> _Records to process_:
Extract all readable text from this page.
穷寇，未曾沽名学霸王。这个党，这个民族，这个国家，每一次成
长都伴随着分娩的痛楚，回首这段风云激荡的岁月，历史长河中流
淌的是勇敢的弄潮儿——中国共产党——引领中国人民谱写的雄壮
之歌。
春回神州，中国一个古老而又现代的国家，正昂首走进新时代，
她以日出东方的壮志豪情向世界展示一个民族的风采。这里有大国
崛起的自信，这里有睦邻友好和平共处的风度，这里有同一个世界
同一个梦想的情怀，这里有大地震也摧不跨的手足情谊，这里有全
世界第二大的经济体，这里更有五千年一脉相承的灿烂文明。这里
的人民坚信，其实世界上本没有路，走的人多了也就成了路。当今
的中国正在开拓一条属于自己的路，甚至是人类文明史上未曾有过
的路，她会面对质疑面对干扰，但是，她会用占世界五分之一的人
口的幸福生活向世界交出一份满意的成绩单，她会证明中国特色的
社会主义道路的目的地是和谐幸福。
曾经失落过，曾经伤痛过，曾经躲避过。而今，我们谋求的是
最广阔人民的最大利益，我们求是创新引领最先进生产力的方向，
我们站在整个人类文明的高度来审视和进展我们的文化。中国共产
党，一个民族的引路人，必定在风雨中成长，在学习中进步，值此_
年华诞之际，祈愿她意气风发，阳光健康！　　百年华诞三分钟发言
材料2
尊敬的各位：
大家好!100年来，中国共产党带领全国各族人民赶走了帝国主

> _What to do_: Reproduce every record above exactly as it appears.

> _Task answer_:
Extract all readable text from this page.
穷寇，未曾沽名学霸王。这个党，这个民族，这个国家，每一次成
长都伴随着分娩的痛楚，回首这段风云激荡的岁月，历史长河中流
淌的是勇敢的弄潮儿——中国共产党——引领中国人民谱写的雄壮
之歌。
春回神州，中国一个古老而又现代的国家，正昂首走进新时代，
她以日出东方的壮志豪情向世界展示一个民族的风采。这里有大国
崛起的自信，这里有睦邻友好和平共处的风度，这里有同一个世界
同一个梦想的情怀，这里有大地震也摧不跨的手足情谊，这里有全
世界第二大的经济体，这里更有五千年一脉相承的灿烂文明。这里
的人民坚信，其实世界上本没有路，走的人多了也就成了路。当今
的中国正在开拓一条属于自己的路，甚至是人类文明史上未曾有过
的路，她会面对质疑面对干扰，但是，她会用占世界五分之一的人
口的幸福生活向世界交出一份满意的成绩单，她会证明中国特色的
社会主义道路的目的地是和谐幸福。
曾经失落过，曾经伤痛过，曾经躲避过。而今，我们谋求的是
最广阔人民的最大利益，我们求是创新引领最先进生产力的方向，
我们站在整个人类文明的高度来审视和进展我们的文化。中国共产
党，一个民族的引路人，必定在风雨中成长，在学习中进步，值此_
年华诞之际，祈愿她意气风发，阳光健康！　　百年华诞三分钟发言
材料2
尊敬的各位：
大家好!100年来，中国共产党带领全国各族人民赶走了帝国主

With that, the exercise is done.